BEGIN Excerpt provided
Skip to main content

Rate Limits

The DocBit AI API implements rate limiting to ensure fair usage and system stability.

Rate Limit Tiers

TierRequests/MinuteRequests/HourConcurrent
Standard601,00010
Professional1205,00025
EnterpriseCustomCustomCustom
Contact your account manager for tier upgrades.

How Limits Apply

Rate limits are applied at the API key level, not per organization or user:
Your API Key
├── Org: acme (shares limit)
├── Org: beta (shares limit)
└── Org: gamma (shares limit)
All requests using the same API key count against the same limit.

Rate Limit Headers

Every response includes rate limit information:
X-RateLimit-Limit: 60
X-RateLimit-Remaining: 45
X-RateLimit-Reset: 1640995200
HeaderDescription
X-RateLimit-LimitMaximum requests per window
X-RateLimit-RemainingRequests remaining
X-RateLimit-ResetUnix timestamp when limit resets

Handling Rate Limits

When you exceed the rate limit, you’ll receive:
HTTP/1.1 429 Too Many Requests
Retry-After: 30

{
  "error": "Rate limit exceeded"
}

Retry-After Header

The Retry-After header indicates how many seconds to wait:
if (response.status === 429) {
  const retryAfter = parseInt(response.headers['retry-after']) || 60;
  await sleep(retryAfter * 1000);
  return retry();
}

Best Practices

Implement Exponential Backoff

async function requestWithBackoff(fn, maxRetries = 3) {
  for (let attempt = 0; attempt < maxRetries; attempt++) {
    try {
      return await fn();
    } catch (error) {
      if (error.response?.status === 429) {
        const retryAfter = error.response.headers['retry-after'];
        const waitTime = retryAfter 
          ? parseInt(retryAfter) * 1000 
          : Math.pow(2, attempt) * 1000;
        
        console.log(`Rate limited, waiting ${waitTime}ms...`);
        await sleep(waitTime);
        continue;
      }
      throw error;
    }
  }
  throw new Error('Max retries exceeded');
}

Python Implementation

import time
from requests.exceptions import HTTPError

def request_with_backoff(fn, max_retries=3):
    for attempt in range(max_retries):
        try:
            return fn()
END Excerpt provided
BEGIN Given entries
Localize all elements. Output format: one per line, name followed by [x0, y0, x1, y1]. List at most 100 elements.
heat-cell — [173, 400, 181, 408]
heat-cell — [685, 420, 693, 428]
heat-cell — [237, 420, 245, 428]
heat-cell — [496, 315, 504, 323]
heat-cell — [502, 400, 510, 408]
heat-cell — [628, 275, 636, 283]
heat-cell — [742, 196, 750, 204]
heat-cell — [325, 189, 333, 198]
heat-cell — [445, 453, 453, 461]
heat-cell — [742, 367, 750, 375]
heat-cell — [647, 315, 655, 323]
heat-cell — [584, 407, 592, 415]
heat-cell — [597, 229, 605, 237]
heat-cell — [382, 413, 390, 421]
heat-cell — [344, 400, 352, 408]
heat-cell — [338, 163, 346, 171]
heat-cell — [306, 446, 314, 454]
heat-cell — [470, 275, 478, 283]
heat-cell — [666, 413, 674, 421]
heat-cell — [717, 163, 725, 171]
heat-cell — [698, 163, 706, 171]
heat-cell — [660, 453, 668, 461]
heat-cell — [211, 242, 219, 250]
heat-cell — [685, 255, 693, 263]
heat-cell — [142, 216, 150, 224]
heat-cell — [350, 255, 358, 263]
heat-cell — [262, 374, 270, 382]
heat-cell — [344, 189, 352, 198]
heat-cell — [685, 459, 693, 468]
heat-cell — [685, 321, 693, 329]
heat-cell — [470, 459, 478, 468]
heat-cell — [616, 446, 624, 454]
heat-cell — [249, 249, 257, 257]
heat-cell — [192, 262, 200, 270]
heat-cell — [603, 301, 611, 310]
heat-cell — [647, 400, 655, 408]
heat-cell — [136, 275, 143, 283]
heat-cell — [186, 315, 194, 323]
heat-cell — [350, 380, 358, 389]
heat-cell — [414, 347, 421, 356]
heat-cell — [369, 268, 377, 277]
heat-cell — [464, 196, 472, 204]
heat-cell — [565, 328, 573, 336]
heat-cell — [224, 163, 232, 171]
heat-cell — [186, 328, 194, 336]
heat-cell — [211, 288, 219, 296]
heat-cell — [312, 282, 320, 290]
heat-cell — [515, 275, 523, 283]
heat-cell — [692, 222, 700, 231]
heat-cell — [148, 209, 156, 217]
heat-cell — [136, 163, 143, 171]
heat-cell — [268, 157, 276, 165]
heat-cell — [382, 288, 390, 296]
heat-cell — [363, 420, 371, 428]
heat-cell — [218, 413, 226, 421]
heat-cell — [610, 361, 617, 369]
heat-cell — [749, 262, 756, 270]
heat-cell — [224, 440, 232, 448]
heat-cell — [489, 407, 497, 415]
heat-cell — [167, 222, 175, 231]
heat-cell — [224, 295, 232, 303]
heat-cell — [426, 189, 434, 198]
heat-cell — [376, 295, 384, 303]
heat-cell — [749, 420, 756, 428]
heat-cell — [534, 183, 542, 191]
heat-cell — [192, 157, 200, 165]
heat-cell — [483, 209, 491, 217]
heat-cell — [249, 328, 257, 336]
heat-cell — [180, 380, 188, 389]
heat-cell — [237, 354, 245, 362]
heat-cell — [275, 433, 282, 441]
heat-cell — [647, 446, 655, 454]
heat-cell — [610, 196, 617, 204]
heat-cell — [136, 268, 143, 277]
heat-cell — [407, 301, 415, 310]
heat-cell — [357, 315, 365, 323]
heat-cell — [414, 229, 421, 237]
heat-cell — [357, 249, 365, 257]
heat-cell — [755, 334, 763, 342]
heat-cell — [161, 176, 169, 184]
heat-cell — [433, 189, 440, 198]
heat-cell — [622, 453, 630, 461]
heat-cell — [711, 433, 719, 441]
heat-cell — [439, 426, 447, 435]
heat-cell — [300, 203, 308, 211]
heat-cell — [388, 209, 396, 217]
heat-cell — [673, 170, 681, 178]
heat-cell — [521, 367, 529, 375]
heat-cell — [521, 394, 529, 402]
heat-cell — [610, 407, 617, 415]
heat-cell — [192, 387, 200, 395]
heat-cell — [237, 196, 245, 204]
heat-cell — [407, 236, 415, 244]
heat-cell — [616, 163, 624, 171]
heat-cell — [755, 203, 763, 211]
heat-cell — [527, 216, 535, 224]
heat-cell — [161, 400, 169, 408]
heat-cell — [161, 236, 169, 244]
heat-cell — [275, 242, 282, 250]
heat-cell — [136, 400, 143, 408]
END Given entries
▶ **Aim of the exercise**: Continue the DocBit AI API rate limits page from its final line, picking up inside the Python backoff function.

▶ **Your response**:
        except HTTPError as e:
            if e.response.status_code == 429:
                retry_after = e.response.headers.get('Retry-After')
                wait_time = int(retry_after) if retry_after else (2 ** attempt)
                print(f'Rate limited, waiting {wait_time}s...')
                time.sleep(wait_time)
                continue
            raise
    raise Exception('Max retries exceeded')

Queue Requests

For high-volume integrations, implement a request queue:
class RequestQueue {
  constructor(maxPerMinute = 60) {
    this.queue = [];
    this.processing = false;
    this.interval = 60000 / maxPerMinute;
  }
  
  async add(request) {
    return new Promise((resolve, reject) => {
      this.queue.push({ request, resolve, reject });
      this.process();
    });
  }
  
  async process() {
    if (this.processing || this.queue.length === 0) return;
    this.processing = true;
    
    while (this.queue.length > 0) {
      const { request, resolve, reject } = this.queue.shift();
      
      try {
        const result = await request();
        resolve(result);
      } catch (error) {
        reject(error);
      }
      
      await sleep(this.interval);
    }
    
    this.processing = false;
  }
}

// Usage
const queue = new RequestQueue(60); // 60 req/min

await queue.add(() => DocBit AIClient.chat(msg1));
await queue.add(() => DocBit AIClient.chat(msg2));

Endpoint-Specific Limits

Some endpoints have additional limits:
EndpointAdditional Limit
/documents/upload10 uploads/minute
/ai/chat/stream30 streams/minute

Monitoring Usage

Track your API usage to avoid hitting limits:
class RateLimitMonitor {
  constructor() {
    this.remaining = null;
    this.resetTime = null;
  }
  
  update(headers) {
    this.remaining = parseInt(headers['x-ratelimit-remaining']);
    this.resetTime = parseInt(headers['x-ratelimit-reset']);
  }
  
  shouldThrottle() {
    if (this.remaining === null) return false;
    return this.remaining < 5; // Buffer of 5 requests
  }
  
  getWaitTime() {
    if (!this.resetTime) return 0;
    return Math.max(0, this.resetTime - Date.now() / 1000);
  }
}

Bulk Operations

For bulk operations, pace your requests:
async function uploadBulk(documents) {
  const results = [];
  
  for (const doc of documents) {
    results.push(await uploadDocument(doc));
    
    // Wait between uploads to avoid rate limits
    await sleep(1000); // 1 second between uploads
  }
  
  return results;
}

Getting Higher Limits

If you need higher rate limits:
  1. Contact support at [email protected]
  2. Describe your use case and expected volume
  3. We’ll work with you on an appropriate tier

FAQ

Limits are per API key. All organizations and users sharing an API key share the same limit.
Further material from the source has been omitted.